** Stored records **

::::::::::

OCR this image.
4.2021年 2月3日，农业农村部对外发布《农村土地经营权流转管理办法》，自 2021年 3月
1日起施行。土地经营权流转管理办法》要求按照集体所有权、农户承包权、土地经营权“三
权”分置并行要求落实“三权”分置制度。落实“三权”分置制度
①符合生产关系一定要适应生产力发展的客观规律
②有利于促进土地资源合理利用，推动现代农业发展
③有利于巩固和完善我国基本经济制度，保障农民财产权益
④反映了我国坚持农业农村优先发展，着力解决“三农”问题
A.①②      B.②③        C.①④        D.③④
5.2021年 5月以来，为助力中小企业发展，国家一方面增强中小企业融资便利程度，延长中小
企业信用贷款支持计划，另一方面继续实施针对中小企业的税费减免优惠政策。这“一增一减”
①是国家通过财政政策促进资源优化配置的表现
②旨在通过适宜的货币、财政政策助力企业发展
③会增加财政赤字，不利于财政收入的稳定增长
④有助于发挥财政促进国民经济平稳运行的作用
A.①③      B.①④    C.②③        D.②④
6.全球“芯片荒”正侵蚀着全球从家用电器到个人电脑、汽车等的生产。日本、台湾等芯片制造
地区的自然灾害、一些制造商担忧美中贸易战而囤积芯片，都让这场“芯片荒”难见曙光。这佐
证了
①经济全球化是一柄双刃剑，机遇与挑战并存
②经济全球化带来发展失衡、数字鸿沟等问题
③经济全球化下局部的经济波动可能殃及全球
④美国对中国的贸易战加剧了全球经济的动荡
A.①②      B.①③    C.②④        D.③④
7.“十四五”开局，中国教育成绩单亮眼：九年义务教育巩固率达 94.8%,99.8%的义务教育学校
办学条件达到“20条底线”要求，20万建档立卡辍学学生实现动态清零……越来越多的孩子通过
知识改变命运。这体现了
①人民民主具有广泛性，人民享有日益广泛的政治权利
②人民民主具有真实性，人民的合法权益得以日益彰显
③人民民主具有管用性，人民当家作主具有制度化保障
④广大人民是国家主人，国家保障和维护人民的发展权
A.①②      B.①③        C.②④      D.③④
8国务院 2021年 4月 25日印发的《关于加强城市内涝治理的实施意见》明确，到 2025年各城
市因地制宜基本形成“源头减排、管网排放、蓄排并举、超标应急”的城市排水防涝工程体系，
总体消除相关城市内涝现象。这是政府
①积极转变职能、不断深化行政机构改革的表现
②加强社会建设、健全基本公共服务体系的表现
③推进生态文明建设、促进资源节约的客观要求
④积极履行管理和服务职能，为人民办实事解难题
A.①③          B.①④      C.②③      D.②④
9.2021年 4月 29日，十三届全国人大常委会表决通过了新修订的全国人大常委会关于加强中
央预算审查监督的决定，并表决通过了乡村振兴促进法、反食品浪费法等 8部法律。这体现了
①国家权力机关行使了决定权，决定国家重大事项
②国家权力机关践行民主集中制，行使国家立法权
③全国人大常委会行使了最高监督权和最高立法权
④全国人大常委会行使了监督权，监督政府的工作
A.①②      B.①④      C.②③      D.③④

::::::::::

** Requirements **
Identify the lines in the entries that hold "这体现了" and return each one.

** Solved exercise **
知识改变命运。这体现了
央预算审查监督的决定，并表决通过了乡村振兴促进法、反食品浪费法等 8部法律。这体现了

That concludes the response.